» **Written task**
Lines containing "moveTo" are to be counted. Give the number and nothing more.

» **Data supplied**
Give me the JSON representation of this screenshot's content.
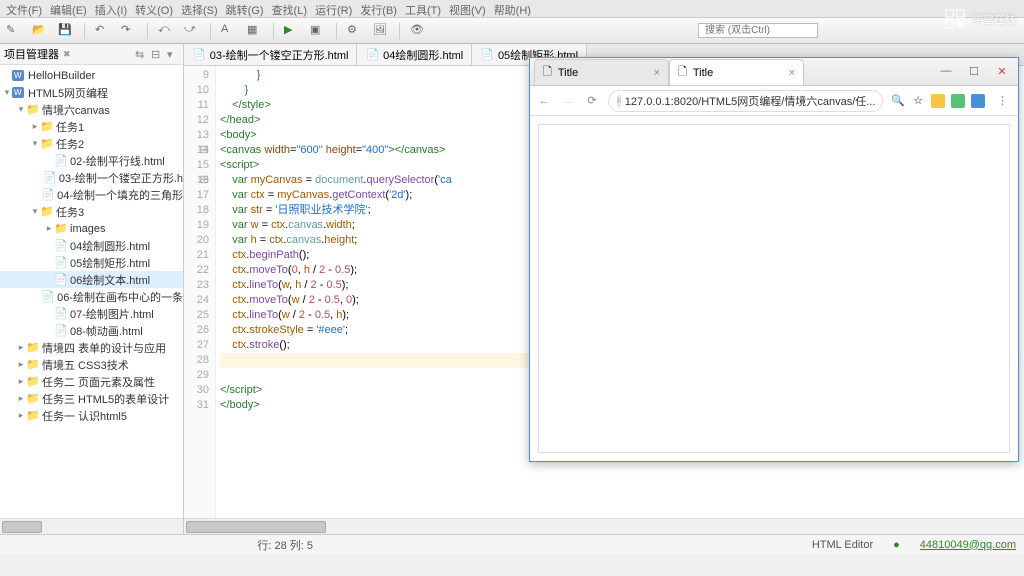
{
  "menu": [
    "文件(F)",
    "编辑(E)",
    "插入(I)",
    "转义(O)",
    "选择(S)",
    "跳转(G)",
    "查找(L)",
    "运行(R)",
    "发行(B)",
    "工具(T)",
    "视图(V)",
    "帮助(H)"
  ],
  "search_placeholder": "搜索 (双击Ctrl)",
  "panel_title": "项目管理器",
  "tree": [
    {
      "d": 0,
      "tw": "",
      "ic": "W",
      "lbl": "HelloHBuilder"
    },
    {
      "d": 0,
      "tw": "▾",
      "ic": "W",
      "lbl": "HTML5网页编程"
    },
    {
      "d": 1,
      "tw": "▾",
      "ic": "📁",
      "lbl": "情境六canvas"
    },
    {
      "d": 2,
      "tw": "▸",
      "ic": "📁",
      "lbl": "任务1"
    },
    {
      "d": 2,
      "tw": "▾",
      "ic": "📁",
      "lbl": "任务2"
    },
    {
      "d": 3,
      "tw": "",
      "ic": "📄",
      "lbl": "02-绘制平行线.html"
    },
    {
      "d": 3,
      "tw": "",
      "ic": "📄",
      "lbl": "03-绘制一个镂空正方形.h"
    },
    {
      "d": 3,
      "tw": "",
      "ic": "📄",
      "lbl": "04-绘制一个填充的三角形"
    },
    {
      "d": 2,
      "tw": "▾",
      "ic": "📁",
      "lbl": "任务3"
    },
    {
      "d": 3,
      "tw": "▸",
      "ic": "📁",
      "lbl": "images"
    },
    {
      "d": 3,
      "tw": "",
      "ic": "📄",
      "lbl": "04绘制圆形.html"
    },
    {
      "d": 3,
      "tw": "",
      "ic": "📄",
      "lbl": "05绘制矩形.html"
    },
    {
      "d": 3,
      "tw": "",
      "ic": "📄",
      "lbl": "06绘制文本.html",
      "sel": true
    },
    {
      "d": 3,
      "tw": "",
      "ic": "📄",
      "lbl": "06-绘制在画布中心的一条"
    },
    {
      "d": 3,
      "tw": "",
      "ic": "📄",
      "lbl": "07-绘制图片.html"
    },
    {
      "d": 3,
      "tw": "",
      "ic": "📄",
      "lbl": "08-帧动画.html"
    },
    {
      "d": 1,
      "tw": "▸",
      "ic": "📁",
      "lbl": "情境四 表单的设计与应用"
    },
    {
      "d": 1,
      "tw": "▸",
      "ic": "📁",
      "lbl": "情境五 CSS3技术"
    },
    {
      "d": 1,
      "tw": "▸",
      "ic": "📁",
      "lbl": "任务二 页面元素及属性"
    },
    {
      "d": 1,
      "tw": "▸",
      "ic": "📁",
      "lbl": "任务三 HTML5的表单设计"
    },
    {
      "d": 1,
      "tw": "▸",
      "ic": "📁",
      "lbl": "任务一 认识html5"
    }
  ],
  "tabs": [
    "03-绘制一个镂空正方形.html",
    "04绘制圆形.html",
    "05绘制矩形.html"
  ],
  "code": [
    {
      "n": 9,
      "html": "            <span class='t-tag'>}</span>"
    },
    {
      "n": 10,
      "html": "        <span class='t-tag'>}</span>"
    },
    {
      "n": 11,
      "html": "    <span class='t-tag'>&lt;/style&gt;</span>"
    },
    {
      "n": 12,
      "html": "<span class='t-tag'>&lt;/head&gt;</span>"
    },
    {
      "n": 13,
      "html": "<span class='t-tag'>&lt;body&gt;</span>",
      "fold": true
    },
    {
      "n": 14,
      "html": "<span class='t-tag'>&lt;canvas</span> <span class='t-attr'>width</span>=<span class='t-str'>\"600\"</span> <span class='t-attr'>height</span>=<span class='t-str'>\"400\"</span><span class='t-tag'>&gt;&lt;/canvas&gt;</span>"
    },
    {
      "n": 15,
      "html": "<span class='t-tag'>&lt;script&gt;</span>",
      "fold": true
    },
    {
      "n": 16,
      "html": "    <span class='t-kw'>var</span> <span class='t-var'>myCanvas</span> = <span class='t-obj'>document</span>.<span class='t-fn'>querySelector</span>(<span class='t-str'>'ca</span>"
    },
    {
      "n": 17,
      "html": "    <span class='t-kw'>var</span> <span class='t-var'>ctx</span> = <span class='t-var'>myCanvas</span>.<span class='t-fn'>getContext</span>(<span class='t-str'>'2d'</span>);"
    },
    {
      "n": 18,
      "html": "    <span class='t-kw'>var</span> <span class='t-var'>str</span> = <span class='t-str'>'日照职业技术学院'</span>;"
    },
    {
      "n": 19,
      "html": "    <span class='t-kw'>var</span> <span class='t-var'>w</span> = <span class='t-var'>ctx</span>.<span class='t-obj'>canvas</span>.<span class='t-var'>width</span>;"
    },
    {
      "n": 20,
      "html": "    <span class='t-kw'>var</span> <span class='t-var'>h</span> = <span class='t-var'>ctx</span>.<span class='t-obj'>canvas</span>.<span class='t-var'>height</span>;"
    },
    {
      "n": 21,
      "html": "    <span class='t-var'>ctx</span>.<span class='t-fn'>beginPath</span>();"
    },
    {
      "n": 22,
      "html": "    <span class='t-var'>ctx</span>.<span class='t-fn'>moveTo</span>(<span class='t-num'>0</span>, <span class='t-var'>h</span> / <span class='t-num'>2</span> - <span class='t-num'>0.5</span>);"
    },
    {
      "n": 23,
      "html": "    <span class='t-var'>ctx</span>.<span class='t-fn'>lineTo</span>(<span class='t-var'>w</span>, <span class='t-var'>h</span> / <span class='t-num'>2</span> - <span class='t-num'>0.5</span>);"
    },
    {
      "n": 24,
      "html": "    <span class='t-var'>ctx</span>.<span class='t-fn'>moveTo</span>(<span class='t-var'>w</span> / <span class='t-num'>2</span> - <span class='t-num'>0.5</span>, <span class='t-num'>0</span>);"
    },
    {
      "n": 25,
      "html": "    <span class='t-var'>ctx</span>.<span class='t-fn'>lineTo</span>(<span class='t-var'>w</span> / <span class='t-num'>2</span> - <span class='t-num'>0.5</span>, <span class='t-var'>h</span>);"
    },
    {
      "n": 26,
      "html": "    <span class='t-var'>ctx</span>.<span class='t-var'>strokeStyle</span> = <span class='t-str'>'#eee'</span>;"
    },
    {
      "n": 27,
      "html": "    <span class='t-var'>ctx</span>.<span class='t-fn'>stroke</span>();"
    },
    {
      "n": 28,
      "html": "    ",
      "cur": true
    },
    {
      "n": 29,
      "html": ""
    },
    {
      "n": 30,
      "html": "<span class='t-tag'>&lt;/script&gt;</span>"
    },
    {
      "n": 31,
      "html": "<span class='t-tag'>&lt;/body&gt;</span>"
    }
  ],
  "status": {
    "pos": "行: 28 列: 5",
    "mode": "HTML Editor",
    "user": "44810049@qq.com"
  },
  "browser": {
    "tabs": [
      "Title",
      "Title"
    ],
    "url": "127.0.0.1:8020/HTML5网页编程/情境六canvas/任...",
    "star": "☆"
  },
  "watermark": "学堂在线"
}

» **The result**
2